• **Directions**: For each statement below, say whether it agrees with the journal entry that follows, answering yes or no and quoting the words of the entry that decide it. (a) The writer has enough money to cover immediate bills, with some left over. (b) Given a choice, the writer would pick home as the place to get priorities in order. (c) The writer would have returned to therapy even without living at home.

• **Passage to read**:

**********

"The art of being yourself at your best is the art of unfolding your personality into the person you want to be. . . . Be gentle with yourself, learn to love yourself, to forgive yourself, for only as we have the right attitude toward ourselves can we have the right attitude toward others."~ Wilfred Peterson
Monday, April 21, 2008
you know..
maybe coming home had its benefits..how ever slim and farfetching they may be..i have to wonder if things would have turned out different if i was still currently living on my own..well yea..id be able to do whatever i wanted without worrying about having to explain myself and what ive done..i wouldnt hate coming home..but on the other side i would also be still struggling more than i am now iwth money and getting things paid..yea its still a struggle but i know i have enough to pay my immediate bills and have a little left over..to do other stuff with..but being home also means i have to put up with everything from everyone else and in a way learn what it is that bothers me so much..and its either work on it now or leave it all alone until i really do crack under the pressure so to speak..and i did crack a bit the other week and things really truly sucked big time..but that also meant i had to think about it and all that came with it you know..maybe this is the place to learn about standing up for myself and doing what i have to inorder to take care of myself..its not gonna happen tomorrow..but it will one day..and i hope that in the time im at home..god i hope im gone by next summer..but i hope ill be able to figure things out..have to have some place to get my priorities in order.and if i had to choose i certainly wouldnt choose doing it at home..but i guess thats just how things work out...if i wasnt home and constantly on the verge of backing down i wouldnt have managed to talk myself into going back to therapy in the first place..and thats as good a starting place as any!!?!

**********

• **Entries supplied**:
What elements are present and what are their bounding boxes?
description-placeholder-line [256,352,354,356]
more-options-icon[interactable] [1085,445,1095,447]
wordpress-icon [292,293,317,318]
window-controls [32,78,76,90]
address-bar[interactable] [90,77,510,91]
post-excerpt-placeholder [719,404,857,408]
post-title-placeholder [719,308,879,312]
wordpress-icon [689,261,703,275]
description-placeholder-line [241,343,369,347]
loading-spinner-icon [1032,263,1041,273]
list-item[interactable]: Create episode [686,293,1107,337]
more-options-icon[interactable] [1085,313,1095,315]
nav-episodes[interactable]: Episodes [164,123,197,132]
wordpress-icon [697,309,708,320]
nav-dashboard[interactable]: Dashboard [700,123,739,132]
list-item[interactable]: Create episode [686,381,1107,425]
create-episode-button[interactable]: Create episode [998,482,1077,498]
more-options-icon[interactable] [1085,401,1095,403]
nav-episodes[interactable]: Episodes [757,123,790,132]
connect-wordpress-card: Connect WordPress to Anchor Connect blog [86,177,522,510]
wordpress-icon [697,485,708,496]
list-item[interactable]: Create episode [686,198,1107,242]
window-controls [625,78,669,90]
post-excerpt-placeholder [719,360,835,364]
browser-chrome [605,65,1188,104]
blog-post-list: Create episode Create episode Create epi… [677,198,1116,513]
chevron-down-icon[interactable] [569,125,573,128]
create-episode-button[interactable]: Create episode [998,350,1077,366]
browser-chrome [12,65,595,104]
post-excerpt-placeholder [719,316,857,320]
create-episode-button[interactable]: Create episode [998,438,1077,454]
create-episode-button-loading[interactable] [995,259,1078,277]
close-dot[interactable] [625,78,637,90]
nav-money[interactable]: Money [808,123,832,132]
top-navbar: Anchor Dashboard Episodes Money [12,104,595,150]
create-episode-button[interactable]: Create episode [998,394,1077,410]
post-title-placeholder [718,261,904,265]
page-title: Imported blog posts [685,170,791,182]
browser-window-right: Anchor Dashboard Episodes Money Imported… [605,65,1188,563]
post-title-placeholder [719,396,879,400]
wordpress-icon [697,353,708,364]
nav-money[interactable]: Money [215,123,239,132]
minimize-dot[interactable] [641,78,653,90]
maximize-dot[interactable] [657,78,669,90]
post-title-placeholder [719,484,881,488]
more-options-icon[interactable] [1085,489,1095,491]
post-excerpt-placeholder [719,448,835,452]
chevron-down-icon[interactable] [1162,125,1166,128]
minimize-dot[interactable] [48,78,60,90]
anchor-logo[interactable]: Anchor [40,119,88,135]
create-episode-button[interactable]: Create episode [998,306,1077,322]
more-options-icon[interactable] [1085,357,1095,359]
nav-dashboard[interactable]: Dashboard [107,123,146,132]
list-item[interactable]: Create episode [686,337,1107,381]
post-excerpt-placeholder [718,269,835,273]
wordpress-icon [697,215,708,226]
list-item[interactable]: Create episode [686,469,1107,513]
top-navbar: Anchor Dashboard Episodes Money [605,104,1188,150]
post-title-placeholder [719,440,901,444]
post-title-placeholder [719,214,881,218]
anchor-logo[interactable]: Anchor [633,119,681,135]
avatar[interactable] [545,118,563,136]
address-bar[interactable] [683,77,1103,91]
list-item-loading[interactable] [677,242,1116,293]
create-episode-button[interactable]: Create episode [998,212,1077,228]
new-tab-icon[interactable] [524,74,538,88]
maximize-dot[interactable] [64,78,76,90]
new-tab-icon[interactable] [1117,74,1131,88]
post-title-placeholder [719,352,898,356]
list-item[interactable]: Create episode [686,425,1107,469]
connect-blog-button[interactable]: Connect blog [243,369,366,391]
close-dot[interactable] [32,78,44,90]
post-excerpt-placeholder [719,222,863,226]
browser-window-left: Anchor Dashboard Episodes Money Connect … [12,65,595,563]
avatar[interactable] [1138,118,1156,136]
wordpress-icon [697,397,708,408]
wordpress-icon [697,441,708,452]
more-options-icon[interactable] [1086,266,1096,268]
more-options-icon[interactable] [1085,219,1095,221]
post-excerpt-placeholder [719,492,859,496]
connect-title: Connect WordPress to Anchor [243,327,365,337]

**********

• **Final answer**:
(a) Yes: "i know i have enough to pay my immediate bills and have a little left over"
(b) No: "if i had to choose i certainly wouldnt choose doing it at home"
(c) No: "if i wasnt home and constantly on the verge of backing down i wouldnt have managed to talk myself into going back to therapy in the first place"